begin EXTRACTED ENTRIES

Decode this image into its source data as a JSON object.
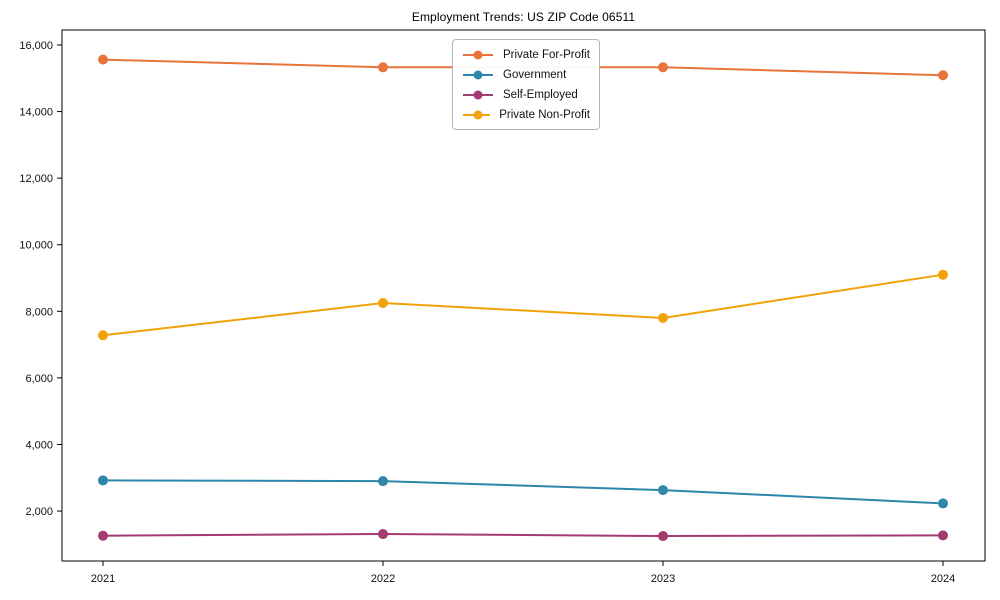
{
  "chart_data": {
    "type": "line",
    "title": "Employment Trends: US ZIP Code 06511",
    "x": [
      "2021",
      "2022",
      "2023",
      "2024"
    ],
    "series": [
      {
        "name": "Private For-Profit",
        "color": "#E8743B",
        "values": [
          15560,
          15330,
          15330,
          15090
        ]
      },
      {
        "name": "Government",
        "color": "#2E86AB",
        "values": [
          2920,
          2900,
          2630,
          2230
        ]
      },
      {
        "name": "Self-Employed",
        "color": "#A23B72",
        "values": [
          1260,
          1310,
          1250,
          1270
        ]
      },
      {
        "name": "Private Non-Profit",
        "color": "#F1A208",
        "values": [
          7280,
          8250,
          7800,
          9100
        ]
      }
    ],
    "xlabel": "",
    "ylabel": "",
    "ylim": [
      500,
      16450
    ],
    "yticks": [
      2000,
      4000,
      6000,
      8000,
      10000,
      12000,
      14000,
      16000
    ],
    "ytick_labels": [
      "2,000",
      "4,000",
      "6,000",
      "8,000",
      "10,000",
      "12,000",
      "14,000",
      "16,000"
    ],
    "xtick_labels": [
      "2021",
      "2022",
      "2023",
      "2024"
    ],
    "legend_position": "upper center",
    "grid": false,
    "frame_color": "#000000",
    "marker": "circle",
    "marker_radius": 5,
    "line_width": 2
  }
}
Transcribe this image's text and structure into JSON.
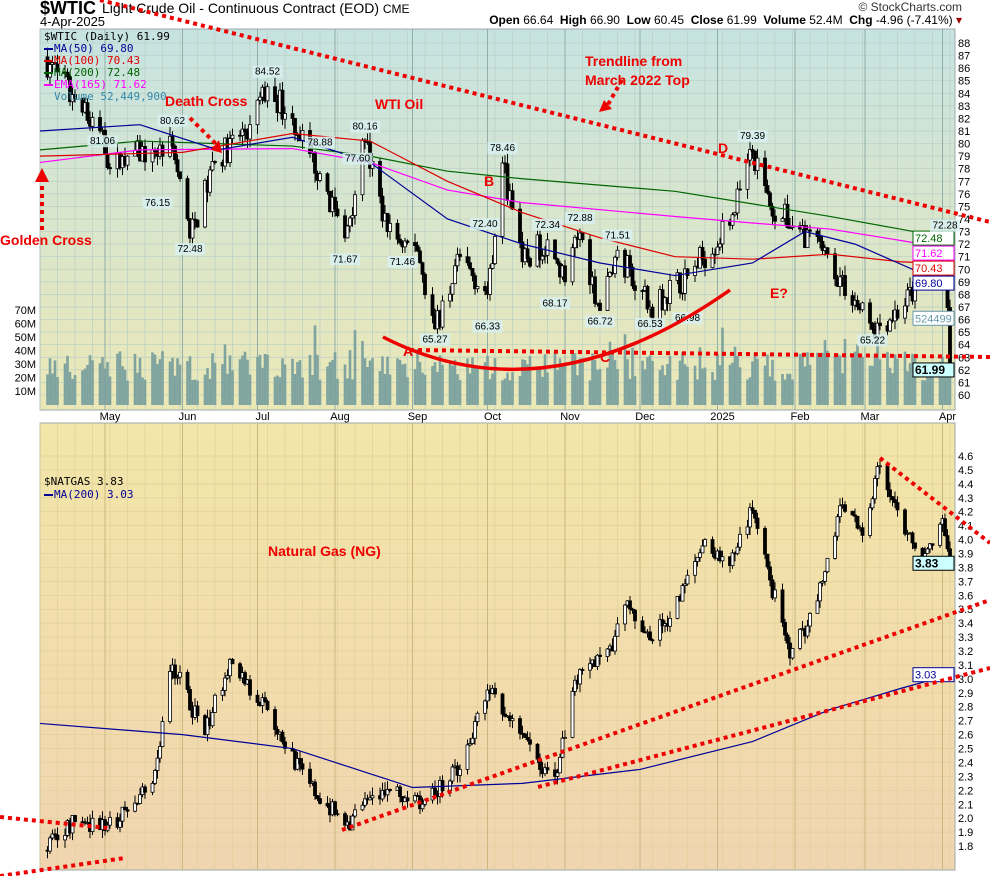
{
  "header": {
    "symbol": "$WTIC",
    "description": "Light Crude Oil - Continuous Contract (EOD)",
    "exchange": "CME",
    "date": "4-Apr-2025",
    "credit": "© StockCharts.com",
    "open_label": "Open",
    "open": "66.64",
    "high_label": "High",
    "high": "66.90",
    "low_label": "Low",
    "low": "60.45",
    "close_label": "Close",
    "close": "61.99",
    "volume_label": "Volume",
    "volume": "52.4M",
    "chg_label": "Chg",
    "chg": "-4.96 (-7.41%)"
  },
  "annotations": {
    "trendline": "Trendline from\nMarch 2022 Top",
    "wti": "WTI Oil",
    "death_cross": "Death Cross",
    "golden_cross": "Golden Cross",
    "b": "B",
    "d": "D",
    "e": "E?",
    "a": "A",
    "c": "C",
    "ng": "Natural Gas (NG)"
  },
  "colors": {
    "ma50": "#000099",
    "ma100": "#dd0000",
    "ma200": "#006600",
    "ema165": "#ff00ff",
    "volume": "#7fa39e",
    "trend": "#ee0000"
  },
  "chart_data": [
    {
      "type": "candlestick",
      "title": "$WTIC (Daily) 61.99",
      "start": "2024-04-05",
      "end": "2025-04-04",
      "legend": [
        "$WTIC (Daily) 61.99",
        "MA(50) 69.80",
        "MA(100) 70.43",
        "MA(200) 72.48",
        "EMA(165) 71.62",
        "Volume 52,449,900"
      ],
      "ylim": [
        59.5,
        89
      ],
      "yticks": [
        60,
        61,
        62,
        63,
        64,
        65,
        66,
        67,
        68,
        69,
        70,
        71,
        72,
        73,
        74,
        75,
        76,
        77,
        78,
        79,
        80,
        81,
        82,
        83,
        84,
        85,
        86,
        87,
        88
      ],
      "volume_ticks": [
        "10M",
        "20M",
        "30M",
        "40M",
        "50M",
        "60M",
        "70M"
      ],
      "months": [
        [
          "May",
          "2024-05-01"
        ],
        [
          "Jun",
          "2024-06-01"
        ],
        [
          "Jul",
          "2024-07-01"
        ],
        [
          "Aug",
          "2024-08-01"
        ],
        [
          "Sep",
          "2024-09-01"
        ],
        [
          "Oct",
          "2024-10-01"
        ],
        [
          "Nov",
          "2024-11-01"
        ],
        [
          "Dec",
          "2024-12-01"
        ],
        [
          "2025",
          "2025-01-01"
        ],
        [
          "Feb",
          "2025-02-01"
        ],
        [
          "Mar",
          "2025-03-01"
        ],
        [
          "Apr",
          "2025-04-01"
        ]
      ],
      "price_path": [
        [
          "2024-04-05",
          86.9
        ],
        [
          "2024-04-12",
          85.7
        ],
        [
          "2024-04-22",
          82.5
        ],
        [
          "2024-04-30",
          81.06
        ],
        [
          "2024-05-03",
          78
        ],
        [
          "2024-05-10",
          79
        ],
        [
          "2024-05-20",
          79.5
        ],
        [
          "2024-05-28",
          79.8
        ],
        [
          "2024-06-04",
          72.48
        ],
        [
          "2024-06-14",
          78.5
        ],
        [
          "2024-06-28",
          81.5
        ],
        [
          "2024-07-05",
          84.52
        ],
        [
          "2024-07-15",
          82
        ],
        [
          "2024-07-26",
          77.6
        ],
        [
          "2024-08-05",
          72.5
        ],
        [
          "2024-08-13",
          80.16
        ],
        [
          "2024-08-22",
          73
        ],
        [
          "2024-09-03",
          71.46
        ],
        [
          "2024-09-10",
          65.27
        ],
        [
          "2024-09-20",
          71
        ],
        [
          "2024-10-01",
          68
        ],
        [
          "2024-10-07",
          78.46
        ],
        [
          "2024-10-15",
          70.6
        ],
        [
          "2024-10-25",
          72.34
        ],
        [
          "2024-11-01",
          69
        ],
        [
          "2024-11-07",
          72.88
        ],
        [
          "2024-11-15",
          66.72
        ],
        [
          "2024-11-22",
          71.51
        ],
        [
          "2024-12-05",
          66.98
        ],
        [
          "2024-12-20",
          69.5
        ],
        [
          "2025-01-06",
          73.5
        ],
        [
          "2025-01-15",
          79.39
        ],
        [
          "2025-01-22",
          75
        ],
        [
          "2025-02-03",
          73.2
        ],
        [
          "2025-02-12",
          71.5
        ],
        [
          "2025-03-04",
          65.22
        ],
        [
          "2025-03-15",
          66.8
        ],
        [
          "2025-03-25",
          69.5
        ],
        [
          "2025-04-02",
          71.7
        ],
        [
          "2025-04-03",
          66.95
        ],
        [
          "2025-04-04",
          61.99
        ]
      ],
      "ma50": [
        [
          "2024-04-05",
          81
        ],
        [
          "2024-05-15",
          81.5
        ],
        [
          "2024-06-15",
          79.5
        ],
        [
          "2024-07-15",
          80.5
        ],
        [
          "2024-08-15",
          78.5
        ],
        [
          "2024-09-15",
          74
        ],
        [
          "2024-10-15",
          72
        ],
        [
          "2024-11-15",
          70.5
        ],
        [
          "2024-12-15",
          69.5
        ],
        [
          "2025-01-15",
          70.5
        ],
        [
          "2025-02-05",
          73
        ],
        [
          "2025-02-25",
          72
        ],
        [
          "2025-03-20",
          70
        ],
        [
          "2025-04-04",
          69.8
        ]
      ],
      "ma100": [
        [
          "2024-04-05",
          79
        ],
        [
          "2024-06-01",
          79.3
        ],
        [
          "2024-07-15",
          80.8
        ],
        [
          "2024-08-15",
          80.2
        ],
        [
          "2024-09-15",
          77
        ],
        [
          "2024-10-15",
          74.5
        ],
        [
          "2024-11-15",
          72.5
        ],
        [
          "2024-12-15",
          71
        ],
        [
          "2025-01-15",
          70.8
        ],
        [
          "2025-02-15",
          71.2
        ],
        [
          "2025-03-15",
          70.6
        ],
        [
          "2025-04-04",
          70.43
        ]
      ],
      "ma200": [
        [
          "2024-04-05",
          79.5
        ],
        [
          "2024-05-15",
          80.2
        ],
        [
          "2024-07-15",
          79.8
        ],
        [
          "2024-08-15",
          79
        ],
        [
          "2024-09-15",
          77.8
        ],
        [
          "2024-10-15",
          77.2
        ],
        [
          "2024-12-15",
          76.2
        ],
        [
          "2025-01-15",
          75.2
        ],
        [
          "2025-02-15",
          74.2
        ],
        [
          "2025-03-15",
          73.2
        ],
        [
          "2025-04-04",
          72.48
        ]
      ],
      "ema165": [
        [
          "2024-04-05",
          78.5
        ],
        [
          "2024-05-15",
          79.5
        ],
        [
          "2024-07-15",
          79.6
        ],
        [
          "2024-08-15",
          78.5
        ],
        [
          "2024-09-15",
          76.3
        ],
        [
          "2024-10-15",
          75.3
        ],
        [
          "2024-12-15",
          74.2
        ],
        [
          "2025-01-20",
          73.6
        ],
        [
          "2025-02-15",
          73.2
        ],
        [
          "2025-03-15",
          72.3
        ],
        [
          "2025-04-04",
          71.62
        ]
      ],
      "labels": [
        [
          "2024-04-30",
          81.06,
          "81.06",
          "below"
        ],
        [
          "2024-05-28",
          80.62,
          "80.62",
          "above"
        ],
        [
          "2024-05-22",
          76.15,
          "76.15",
          "below"
        ],
        [
          "2024-06-04",
          72.48,
          "72.48",
          "below"
        ],
        [
          "2024-07-05",
          84.52,
          "84.52",
          "above"
        ],
        [
          "2024-07-26",
          78.88,
          "78.88",
          "above"
        ],
        [
          "2024-08-13",
          80.16,
          "80.16",
          "above"
        ],
        [
          "2024-08-10",
          77.6,
          "77.60",
          "above"
        ],
        [
          "2024-08-05",
          71.67,
          "71.67",
          "below"
        ],
        [
          "2024-08-28",
          71.46,
          "71.46",
          "below"
        ],
        [
          "2024-09-10",
          65.27,
          "65.27",
          "below"
        ],
        [
          "2024-09-30",
          72.4,
          "72.40",
          "above"
        ],
        [
          "2024-10-07",
          78.46,
          "78.46",
          "above"
        ],
        [
          "2024-10-01",
          66.33,
          "66.33",
          "below"
        ],
        [
          "2024-10-25",
          72.34,
          "72.34",
          "above"
        ],
        [
          "2024-10-28",
          68.17,
          "68.17",
          "below"
        ],
        [
          "2024-11-07",
          72.88,
          "72.88",
          "above"
        ],
        [
          "2024-11-15",
          66.72,
          "66.72",
          "below"
        ],
        [
          "2024-11-22",
          71.51,
          "71.51",
          "above"
        ],
        [
          "2024-12-05",
          66.53,
          "66.53",
          "below"
        ],
        [
          "2024-12-20",
          66.98,
          "66.98",
          "below"
        ],
        [
          "2025-01-15",
          79.39,
          "79.39",
          "above"
        ],
        [
          "2025-03-04",
          65.22,
          "65.22",
          "below"
        ],
        [
          "2025-04-02",
          72.28,
          "72.28",
          "above"
        ]
      ],
      "value_tags": [
        [
          "72.48",
          72.48,
          "#006600"
        ],
        [
          "71.62",
          71.62,
          "#ff00ff"
        ],
        [
          "70.43",
          70.43,
          "#dd0000"
        ],
        [
          "69.80",
          69.8,
          "#000099"
        ],
        [
          "524499",
          66.1,
          "#6699aa"
        ],
        [
          "61.99",
          61.99,
          "#000"
        ]
      ]
    },
    {
      "type": "candlestick",
      "title": "$NATGAS 3.83",
      "legend": [
        "$NATGAS 3.83",
        "MA(200) 3.03"
      ],
      "ylim": [
        1.7,
        4.7
      ],
      "yticks": [
        1.8,
        1.9,
        2.0,
        2.1,
        2.2,
        2.3,
        2.4,
        2.5,
        2.6,
        2.7,
        2.8,
        2.9,
        3.0,
        3.1,
        3.2,
        3.3,
        3.4,
        3.5,
        3.6,
        3.7,
        3.8,
        3.9,
        4.0,
        4.1,
        4.2,
        4.3,
        4.4,
        4.5,
        4.6
      ],
      "price_path": [
        [
          "2024-04-05",
          1.77
        ],
        [
          "2024-04-20",
          1.99
        ],
        [
          "2024-05-02",
          1.95
        ],
        [
          "2024-05-10",
          2.05
        ],
        [
          "2024-05-20",
          2.25
        ],
        [
          "2024-05-28",
          3.1
        ],
        [
          "2024-06-10",
          2.6
        ],
        [
          "2024-06-20",
          3.14
        ],
        [
          "2024-07-05",
          2.78
        ],
        [
          "2024-07-20",
          2.27
        ],
        [
          "2024-08-05",
          1.95
        ],
        [
          "2024-08-20",
          2.2
        ],
        [
          "2024-09-05",
          2.1
        ],
        [
          "2024-09-20",
          2.35
        ],
        [
          "2024-10-01",
          2.92
        ],
        [
          "2024-10-10",
          2.7
        ],
        [
          "2024-10-22",
          2.35
        ],
        [
          "2024-10-28",
          2.3
        ],
        [
          "2024-11-05",
          2.99
        ],
        [
          "2024-11-20",
          3.2
        ],
        [
          "2024-11-25",
          3.53
        ],
        [
          "2024-12-05",
          3.28
        ],
        [
          "2024-12-15",
          3.5
        ],
        [
          "2024-12-27",
          4.0
        ],
        [
          "2025-01-05",
          3.78
        ],
        [
          "2025-01-15",
          4.21
        ],
        [
          "2025-01-22",
          3.71
        ],
        [
          "2025-01-30",
          3.15
        ],
        [
          "2025-02-10",
          3.56
        ],
        [
          "2025-02-20",
          4.25
        ],
        [
          "2025-02-28",
          4.03
        ],
        [
          "2025-03-07",
          4.53
        ],
        [
          "2025-03-15",
          4.15
        ],
        [
          "2025-03-25",
          3.9
        ],
        [
          "2025-04-01",
          4.15
        ],
        [
          "2025-04-04",
          3.83
        ]
      ],
      "ma200": [
        [
          "2024-04-05",
          2.68
        ],
        [
          "2024-06-01",
          2.6
        ],
        [
          "2024-07-15",
          2.5
        ],
        [
          "2024-09-01",
          2.22
        ],
        [
          "2024-10-15",
          2.25
        ],
        [
          "2024-12-01",
          2.35
        ],
        [
          "2025-01-15",
          2.55
        ],
        [
          "2025-02-15",
          2.78
        ],
        [
          "2025-03-15",
          2.93
        ],
        [
          "2025-04-04",
          3.03
        ]
      ],
      "value_tags": [
        [
          "3.83",
          3.83,
          "#000"
        ],
        [
          "3.03",
          3.03,
          "#000099"
        ]
      ]
    }
  ]
}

end EXTRACTED ENTRIES

> **DIRECTIVE**
Identify and copy lines that hold the string "Profit".

> **EXERCISE SOLUTION**
        "name": "Private For-Profit",
        "name": "Private Non-Profit",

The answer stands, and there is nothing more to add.